January 28, 2015
Nasirabad District power lines repaired.
QUETTA: Electricity was partially restored in 23 districts of Balochistan late on Tuesday night as repair work on the power pylons of 220 kilo Volt Ampere (kVA) transmission line was concluded.
The pylons had been damaged in an attack late on Saturday night, which caused a cascading effect on the national grid and plunged nearly 80% of the country into darkness.
DPO Nasirabad Saleem Lehri told the The Express Tribune that repairs by the National Transmission and Dispatch Company (NTDC) officials had been completed.
He added that restoration work had started once the police had given the NTDC officials security clearance owing to presence of militants in the Nasirabad District.
Once repairs were completed, the shortfall of electricity to Balochistan was met by increasing the supply from 160 mega watts (MW) to 350MW.
However, Balochistan still has an electricity shortfall of 1,300 MW.
##########
EXERCISES —
a) Output the rows starting at the first line and ending at the line that contains "table-cell: 3952 (303, 168, 318, 177)", with both of those lines included.
b) Pick up the report on the restored Balochistan power supply where it stops and write what comes next.
The news report and the rows have nothing to do with each other.

DATA LISTING —
##########
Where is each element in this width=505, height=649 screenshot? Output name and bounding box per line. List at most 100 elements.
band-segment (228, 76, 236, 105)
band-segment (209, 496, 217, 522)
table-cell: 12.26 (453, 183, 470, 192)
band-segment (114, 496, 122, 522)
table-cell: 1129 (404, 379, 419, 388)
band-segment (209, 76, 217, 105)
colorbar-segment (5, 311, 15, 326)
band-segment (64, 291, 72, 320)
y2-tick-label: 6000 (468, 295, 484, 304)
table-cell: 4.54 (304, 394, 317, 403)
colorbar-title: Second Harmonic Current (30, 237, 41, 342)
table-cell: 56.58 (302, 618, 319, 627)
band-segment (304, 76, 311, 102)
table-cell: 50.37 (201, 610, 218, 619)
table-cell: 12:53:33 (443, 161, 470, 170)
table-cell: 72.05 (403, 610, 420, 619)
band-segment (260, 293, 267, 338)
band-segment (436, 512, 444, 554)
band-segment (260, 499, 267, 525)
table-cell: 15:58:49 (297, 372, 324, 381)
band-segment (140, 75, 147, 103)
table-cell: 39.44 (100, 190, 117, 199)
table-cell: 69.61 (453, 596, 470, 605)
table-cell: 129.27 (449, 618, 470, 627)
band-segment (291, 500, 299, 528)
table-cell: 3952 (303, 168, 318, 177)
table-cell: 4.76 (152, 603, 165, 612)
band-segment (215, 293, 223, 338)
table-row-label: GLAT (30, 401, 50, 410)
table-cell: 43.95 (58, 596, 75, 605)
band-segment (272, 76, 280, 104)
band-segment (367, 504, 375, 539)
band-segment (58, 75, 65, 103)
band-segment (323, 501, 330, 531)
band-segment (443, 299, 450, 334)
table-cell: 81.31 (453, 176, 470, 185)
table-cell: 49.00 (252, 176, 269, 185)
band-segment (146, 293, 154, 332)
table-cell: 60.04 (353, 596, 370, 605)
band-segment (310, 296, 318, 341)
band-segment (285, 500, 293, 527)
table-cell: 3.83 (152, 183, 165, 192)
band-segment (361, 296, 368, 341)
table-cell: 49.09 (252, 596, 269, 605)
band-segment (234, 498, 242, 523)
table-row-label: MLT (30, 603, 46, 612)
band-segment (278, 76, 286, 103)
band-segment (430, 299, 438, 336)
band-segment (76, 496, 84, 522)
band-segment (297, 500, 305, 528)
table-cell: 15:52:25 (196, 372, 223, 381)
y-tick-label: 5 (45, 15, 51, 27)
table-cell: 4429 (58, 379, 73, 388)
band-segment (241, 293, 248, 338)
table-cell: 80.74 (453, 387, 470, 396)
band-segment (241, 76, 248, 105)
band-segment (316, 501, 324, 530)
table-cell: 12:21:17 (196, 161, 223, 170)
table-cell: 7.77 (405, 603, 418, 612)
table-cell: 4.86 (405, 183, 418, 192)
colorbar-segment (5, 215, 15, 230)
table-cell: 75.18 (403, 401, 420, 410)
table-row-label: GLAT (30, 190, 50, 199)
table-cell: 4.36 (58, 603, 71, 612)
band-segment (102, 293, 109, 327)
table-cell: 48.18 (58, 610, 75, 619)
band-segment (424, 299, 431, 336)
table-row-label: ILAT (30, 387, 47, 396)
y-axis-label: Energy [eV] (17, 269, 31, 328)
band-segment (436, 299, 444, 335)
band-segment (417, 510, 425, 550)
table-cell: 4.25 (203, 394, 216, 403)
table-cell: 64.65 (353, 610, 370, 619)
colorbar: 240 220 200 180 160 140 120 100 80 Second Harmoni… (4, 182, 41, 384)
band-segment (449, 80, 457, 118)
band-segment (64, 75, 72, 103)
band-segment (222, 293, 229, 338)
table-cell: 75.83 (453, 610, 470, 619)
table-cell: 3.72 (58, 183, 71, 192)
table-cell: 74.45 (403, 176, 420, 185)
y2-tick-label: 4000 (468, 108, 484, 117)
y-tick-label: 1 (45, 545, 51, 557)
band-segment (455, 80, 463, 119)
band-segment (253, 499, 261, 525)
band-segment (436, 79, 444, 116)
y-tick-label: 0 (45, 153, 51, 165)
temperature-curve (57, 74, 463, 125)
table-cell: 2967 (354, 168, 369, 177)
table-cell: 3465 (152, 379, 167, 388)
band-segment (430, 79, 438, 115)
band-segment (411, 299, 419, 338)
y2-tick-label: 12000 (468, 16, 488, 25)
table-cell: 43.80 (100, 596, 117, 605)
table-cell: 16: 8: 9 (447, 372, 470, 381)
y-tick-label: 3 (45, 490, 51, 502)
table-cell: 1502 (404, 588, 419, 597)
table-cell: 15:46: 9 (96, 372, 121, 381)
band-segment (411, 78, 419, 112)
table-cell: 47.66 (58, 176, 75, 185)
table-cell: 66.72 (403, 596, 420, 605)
##########
TASK-BY-TASK ANSWERS —
a)
Where is each element in this width=505, height=649 screenshot? Output name and bounding box per line. List at most 100 elements.
band-segment (228, 76, 236, 105)
band-segment (209, 496, 217, 522)
table-cell: 12.26 (453, 183, 470, 192)
band-segment (114, 496, 122, 522)
table-cell: 1129 (404, 379, 419, 388)
band-segment (209, 76, 217, 105)
colorbar-segment (5, 311, 15, 326)
band-segment (64, 291, 72, 320)
y2-tick-label: 6000 (468, 295, 484, 304)
table-cell: 4.54 (304, 394, 317, 403)
colorbar-title: Second Harmonic Current (30, 237, 41, 342)
table-cell: 56.58 (302, 618, 319, 627)
band-segment (304, 76, 311, 102)
table-cell: 50.37 (201, 610, 218, 619)
table-cell: 12:53:33 (443, 161, 470, 170)
table-cell: 72.05 (403, 610, 420, 619)
band-segment (260, 293, 267, 338)
band-segment (436, 512, 444, 554)
band-segment (260, 499, 267, 525)
table-cell: 15:58:49 (297, 372, 324, 381)
band-segment (140, 75, 147, 103)
table-cell: 39.44 (100, 190, 117, 199)
table-cell: 69.61 (453, 596, 470, 605)
table-cell: 129.27 (449, 618, 470, 627)
band-segment (291, 500, 299, 528)
table-cell: 3952 (303, 168, 318, 177)

b)
Baloch areas still in dark, pylons yet to be repaired
QUETTA:The power supply suspended on Saturday night could not be fully restored in Balochistan and 28 districts, including Quetta, were suffering an acute shortage of electricity with a majority of them facing a complete blackout.
Of the 32 districts in the province, Gwadar, Turbat and Panjgur in Makran were getting uninterrupted supply from Iran, while the K-Electric was feeding Lasbela from Karachi.
Balochistan needed 1,600MW from the national grid for the 28 affected districts and after the massive breakdown that plunged 80 per cent of cities and towns into darkness, only around 160MW was available, an official of the Quetta Electric Supply Company (Qesco) told Dawn.
Blowing up of two power pylons between Dera Murad Jamali and Notal area of Nasirabad district was said to the main cause of the breakdown that affected Balochistan, parts of Sindh, Khyber Pakhtunkhwa and parts of Punjab.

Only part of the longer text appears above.